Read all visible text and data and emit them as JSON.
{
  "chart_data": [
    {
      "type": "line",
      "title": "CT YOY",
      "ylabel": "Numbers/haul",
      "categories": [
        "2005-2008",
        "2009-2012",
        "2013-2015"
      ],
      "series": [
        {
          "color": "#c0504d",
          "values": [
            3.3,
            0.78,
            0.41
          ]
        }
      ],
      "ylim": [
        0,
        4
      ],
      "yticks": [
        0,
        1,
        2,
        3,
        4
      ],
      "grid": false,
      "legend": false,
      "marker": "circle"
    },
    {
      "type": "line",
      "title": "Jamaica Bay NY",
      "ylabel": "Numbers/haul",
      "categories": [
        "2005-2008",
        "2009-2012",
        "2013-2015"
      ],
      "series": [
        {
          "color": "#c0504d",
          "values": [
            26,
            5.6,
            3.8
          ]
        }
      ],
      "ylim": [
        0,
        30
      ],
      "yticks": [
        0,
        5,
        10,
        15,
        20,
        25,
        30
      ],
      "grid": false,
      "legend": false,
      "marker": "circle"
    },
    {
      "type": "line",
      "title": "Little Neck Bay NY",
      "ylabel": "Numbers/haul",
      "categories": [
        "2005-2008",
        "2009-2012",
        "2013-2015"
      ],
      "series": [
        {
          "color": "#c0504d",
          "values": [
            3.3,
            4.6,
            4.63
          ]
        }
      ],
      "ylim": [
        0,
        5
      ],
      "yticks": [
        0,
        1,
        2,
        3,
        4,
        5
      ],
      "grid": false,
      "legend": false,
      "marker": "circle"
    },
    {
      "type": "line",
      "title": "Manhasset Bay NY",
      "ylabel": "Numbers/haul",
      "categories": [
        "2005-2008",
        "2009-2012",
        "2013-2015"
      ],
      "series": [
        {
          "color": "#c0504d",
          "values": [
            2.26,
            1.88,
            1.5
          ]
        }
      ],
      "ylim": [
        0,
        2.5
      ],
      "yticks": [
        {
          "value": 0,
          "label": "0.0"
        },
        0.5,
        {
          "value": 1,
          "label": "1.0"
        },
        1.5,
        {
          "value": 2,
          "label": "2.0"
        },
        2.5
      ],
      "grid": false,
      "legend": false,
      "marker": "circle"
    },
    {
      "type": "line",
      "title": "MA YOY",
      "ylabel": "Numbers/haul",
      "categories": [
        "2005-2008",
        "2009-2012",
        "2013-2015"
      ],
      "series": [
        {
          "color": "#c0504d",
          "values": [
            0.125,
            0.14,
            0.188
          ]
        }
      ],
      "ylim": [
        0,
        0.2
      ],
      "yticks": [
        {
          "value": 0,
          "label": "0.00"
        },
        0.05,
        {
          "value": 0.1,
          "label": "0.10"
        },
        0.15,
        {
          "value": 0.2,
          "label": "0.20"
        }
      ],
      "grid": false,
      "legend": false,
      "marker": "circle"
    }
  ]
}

----

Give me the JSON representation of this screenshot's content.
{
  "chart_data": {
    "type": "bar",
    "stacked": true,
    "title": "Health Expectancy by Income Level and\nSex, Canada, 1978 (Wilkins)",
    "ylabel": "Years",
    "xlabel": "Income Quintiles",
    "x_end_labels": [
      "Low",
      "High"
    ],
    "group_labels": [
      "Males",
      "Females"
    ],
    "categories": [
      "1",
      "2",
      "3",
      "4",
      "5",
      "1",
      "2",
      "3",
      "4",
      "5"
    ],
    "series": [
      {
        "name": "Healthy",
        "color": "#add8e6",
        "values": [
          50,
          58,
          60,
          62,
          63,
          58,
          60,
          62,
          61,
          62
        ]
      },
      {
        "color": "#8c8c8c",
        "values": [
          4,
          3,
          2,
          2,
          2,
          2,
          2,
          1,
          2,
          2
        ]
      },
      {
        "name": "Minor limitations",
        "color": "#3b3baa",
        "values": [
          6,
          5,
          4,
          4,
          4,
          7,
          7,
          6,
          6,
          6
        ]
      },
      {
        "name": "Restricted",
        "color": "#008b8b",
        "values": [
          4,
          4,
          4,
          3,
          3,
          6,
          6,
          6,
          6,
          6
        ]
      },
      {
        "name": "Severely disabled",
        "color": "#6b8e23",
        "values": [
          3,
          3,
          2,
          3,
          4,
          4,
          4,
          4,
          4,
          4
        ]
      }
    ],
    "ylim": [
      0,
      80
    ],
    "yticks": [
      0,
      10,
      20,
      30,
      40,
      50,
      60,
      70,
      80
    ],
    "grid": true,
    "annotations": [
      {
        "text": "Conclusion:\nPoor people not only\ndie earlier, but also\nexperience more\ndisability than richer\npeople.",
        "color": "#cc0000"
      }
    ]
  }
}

----

* WRITTEN REQUEST: Pull every line holding "name" out of the records.

* REPLY:
        "name": "Healthy",
        "name": "Minor limitations",
        "name": "Restricted",
        "name": "Severely disabled",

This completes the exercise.